- **Dataset records**:

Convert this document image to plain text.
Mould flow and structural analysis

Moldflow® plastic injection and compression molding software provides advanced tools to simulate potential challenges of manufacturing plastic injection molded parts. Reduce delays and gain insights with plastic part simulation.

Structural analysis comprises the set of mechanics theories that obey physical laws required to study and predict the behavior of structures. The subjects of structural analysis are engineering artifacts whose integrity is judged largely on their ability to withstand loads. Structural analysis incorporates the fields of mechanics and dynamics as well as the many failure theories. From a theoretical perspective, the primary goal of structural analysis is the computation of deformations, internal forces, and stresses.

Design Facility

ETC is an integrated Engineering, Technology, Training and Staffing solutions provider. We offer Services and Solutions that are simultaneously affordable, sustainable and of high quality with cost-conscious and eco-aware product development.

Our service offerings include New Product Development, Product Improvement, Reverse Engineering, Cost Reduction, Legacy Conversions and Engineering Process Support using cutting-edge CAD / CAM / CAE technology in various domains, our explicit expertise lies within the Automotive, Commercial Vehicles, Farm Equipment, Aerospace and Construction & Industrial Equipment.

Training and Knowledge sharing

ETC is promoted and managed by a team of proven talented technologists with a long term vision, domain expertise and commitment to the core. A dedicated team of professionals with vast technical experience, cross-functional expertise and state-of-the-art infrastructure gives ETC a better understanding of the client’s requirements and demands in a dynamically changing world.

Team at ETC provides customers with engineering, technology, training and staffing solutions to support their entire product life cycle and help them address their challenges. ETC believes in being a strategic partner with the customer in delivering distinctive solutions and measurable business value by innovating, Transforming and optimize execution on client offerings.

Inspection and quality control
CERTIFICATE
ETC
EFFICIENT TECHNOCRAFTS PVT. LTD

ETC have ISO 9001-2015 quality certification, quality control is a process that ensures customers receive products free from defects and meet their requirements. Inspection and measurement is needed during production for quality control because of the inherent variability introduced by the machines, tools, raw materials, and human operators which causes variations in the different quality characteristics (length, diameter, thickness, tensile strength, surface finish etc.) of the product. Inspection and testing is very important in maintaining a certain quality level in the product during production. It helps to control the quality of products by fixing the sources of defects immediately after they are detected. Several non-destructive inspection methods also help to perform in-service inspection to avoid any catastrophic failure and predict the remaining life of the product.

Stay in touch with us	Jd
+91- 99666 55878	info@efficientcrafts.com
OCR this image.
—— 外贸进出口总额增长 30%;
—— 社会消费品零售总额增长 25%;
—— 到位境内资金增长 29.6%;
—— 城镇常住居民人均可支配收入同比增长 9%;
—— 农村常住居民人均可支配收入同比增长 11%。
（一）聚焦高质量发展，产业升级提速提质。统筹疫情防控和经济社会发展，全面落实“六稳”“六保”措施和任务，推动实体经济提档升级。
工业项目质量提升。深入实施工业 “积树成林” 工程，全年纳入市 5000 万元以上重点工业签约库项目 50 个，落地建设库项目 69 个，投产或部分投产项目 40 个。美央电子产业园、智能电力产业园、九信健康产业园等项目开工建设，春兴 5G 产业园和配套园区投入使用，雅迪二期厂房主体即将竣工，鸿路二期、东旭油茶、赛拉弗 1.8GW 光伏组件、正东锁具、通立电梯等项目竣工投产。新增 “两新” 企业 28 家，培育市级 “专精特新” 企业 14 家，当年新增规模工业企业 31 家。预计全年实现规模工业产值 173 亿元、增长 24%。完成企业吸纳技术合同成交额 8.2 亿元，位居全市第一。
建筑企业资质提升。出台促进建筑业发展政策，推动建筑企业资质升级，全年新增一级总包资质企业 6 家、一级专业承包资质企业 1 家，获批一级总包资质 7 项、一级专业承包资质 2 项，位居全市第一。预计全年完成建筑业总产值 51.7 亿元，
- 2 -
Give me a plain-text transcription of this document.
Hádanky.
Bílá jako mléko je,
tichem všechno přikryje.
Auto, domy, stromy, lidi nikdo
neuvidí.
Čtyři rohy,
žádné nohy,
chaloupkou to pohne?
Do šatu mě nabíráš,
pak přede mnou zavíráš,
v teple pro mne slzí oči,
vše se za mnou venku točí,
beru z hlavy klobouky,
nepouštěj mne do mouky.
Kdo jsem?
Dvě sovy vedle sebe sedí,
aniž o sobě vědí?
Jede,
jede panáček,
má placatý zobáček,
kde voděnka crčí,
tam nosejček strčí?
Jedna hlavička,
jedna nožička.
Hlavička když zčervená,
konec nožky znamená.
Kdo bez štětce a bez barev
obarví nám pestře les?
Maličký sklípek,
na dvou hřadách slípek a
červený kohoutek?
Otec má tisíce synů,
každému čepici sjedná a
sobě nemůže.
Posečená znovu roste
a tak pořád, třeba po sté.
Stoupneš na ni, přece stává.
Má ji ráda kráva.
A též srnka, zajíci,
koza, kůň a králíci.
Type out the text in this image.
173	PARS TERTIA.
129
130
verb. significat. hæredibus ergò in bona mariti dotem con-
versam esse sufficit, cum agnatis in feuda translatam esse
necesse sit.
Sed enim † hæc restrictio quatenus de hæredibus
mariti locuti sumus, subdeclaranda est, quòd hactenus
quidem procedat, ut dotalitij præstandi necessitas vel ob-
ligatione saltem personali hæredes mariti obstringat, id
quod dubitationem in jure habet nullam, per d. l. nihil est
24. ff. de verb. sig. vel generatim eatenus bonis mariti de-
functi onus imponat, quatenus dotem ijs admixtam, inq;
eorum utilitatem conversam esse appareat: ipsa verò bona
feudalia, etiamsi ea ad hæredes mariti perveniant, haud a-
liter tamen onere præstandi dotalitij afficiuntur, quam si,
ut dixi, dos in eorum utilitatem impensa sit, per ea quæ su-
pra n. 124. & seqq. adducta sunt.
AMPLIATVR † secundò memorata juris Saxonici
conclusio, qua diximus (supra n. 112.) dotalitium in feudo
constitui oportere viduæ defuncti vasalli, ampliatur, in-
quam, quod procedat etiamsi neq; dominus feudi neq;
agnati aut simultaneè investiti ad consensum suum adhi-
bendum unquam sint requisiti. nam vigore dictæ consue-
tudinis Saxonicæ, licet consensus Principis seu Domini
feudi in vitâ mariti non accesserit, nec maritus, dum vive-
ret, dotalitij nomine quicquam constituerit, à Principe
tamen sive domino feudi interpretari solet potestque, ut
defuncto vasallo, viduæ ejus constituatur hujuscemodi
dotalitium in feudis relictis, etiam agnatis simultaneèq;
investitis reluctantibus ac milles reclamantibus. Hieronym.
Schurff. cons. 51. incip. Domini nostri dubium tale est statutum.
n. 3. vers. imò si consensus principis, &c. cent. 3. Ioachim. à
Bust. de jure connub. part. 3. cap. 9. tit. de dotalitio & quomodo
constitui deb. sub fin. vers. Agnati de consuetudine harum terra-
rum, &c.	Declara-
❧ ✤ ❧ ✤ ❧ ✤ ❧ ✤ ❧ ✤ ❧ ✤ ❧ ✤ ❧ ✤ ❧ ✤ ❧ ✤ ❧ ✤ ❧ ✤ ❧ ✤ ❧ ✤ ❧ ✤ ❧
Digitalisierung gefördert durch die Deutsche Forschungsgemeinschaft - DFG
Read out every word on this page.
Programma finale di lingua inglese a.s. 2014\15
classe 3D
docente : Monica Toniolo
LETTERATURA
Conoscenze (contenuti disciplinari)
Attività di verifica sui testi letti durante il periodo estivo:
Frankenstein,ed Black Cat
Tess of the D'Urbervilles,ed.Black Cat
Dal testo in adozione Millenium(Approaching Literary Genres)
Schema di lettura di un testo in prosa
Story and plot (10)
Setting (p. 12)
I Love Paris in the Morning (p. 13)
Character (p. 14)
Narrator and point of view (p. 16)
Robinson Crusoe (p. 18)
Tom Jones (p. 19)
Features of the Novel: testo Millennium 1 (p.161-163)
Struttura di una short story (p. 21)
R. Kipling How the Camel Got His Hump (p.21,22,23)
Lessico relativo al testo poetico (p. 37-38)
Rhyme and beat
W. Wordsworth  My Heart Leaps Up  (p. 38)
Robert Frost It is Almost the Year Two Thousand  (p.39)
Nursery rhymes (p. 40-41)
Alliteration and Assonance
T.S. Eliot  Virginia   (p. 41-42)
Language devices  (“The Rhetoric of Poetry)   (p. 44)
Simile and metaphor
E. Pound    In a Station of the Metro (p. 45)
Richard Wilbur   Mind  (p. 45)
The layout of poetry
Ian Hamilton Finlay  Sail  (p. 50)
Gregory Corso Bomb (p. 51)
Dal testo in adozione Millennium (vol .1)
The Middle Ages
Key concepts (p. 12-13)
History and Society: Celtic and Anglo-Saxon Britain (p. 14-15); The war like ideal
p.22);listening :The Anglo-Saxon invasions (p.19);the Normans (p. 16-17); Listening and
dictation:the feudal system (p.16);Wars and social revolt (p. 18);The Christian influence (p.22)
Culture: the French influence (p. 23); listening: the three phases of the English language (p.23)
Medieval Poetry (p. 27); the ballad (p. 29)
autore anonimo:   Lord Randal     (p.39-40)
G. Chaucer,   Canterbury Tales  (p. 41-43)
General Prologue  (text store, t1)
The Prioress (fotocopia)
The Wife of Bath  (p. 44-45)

- **DIRECTIONS FOR THIS TASK**:
Write out every line of the preceding listing that contains "failure".

- **EXERCISE ANSWER**:
Structural analysis comprises the set of mechanics theories that obey physical laws required to study and predict the behavior of structures. The subjects of structural analysis are engineering artifacts whose integrity is judged largely on their ability to withstand loads. Structural analysis incorporates the fields of mechanics and dynamics as well as the many failure theories. From a theoretical perspective, the primary goal of structural analysis is the computation of deformations, internal forces, and stresses.
ETC have ISO 9001-2015 quality certification, quality control is a process that ensures customers receive products free from defects and meet their requirements. Inspection and measurement is needed during production for quality control because of the inherent variability introduced by the machines, tools, raw materials, and human operators which causes variations in the different quality characteristics (length, diameter, thickness, tensile strength, surface finish etc.) of the product. Inspection and testing is very important in maintaining a certain quality level in the product during production. It helps to control the quality of products by fixing the sources of defects immediately after they are detected. Several non-destructive inspection methods also help to perform in-service inspection to avoid any catastrophic failure and predict the remaining life of the product.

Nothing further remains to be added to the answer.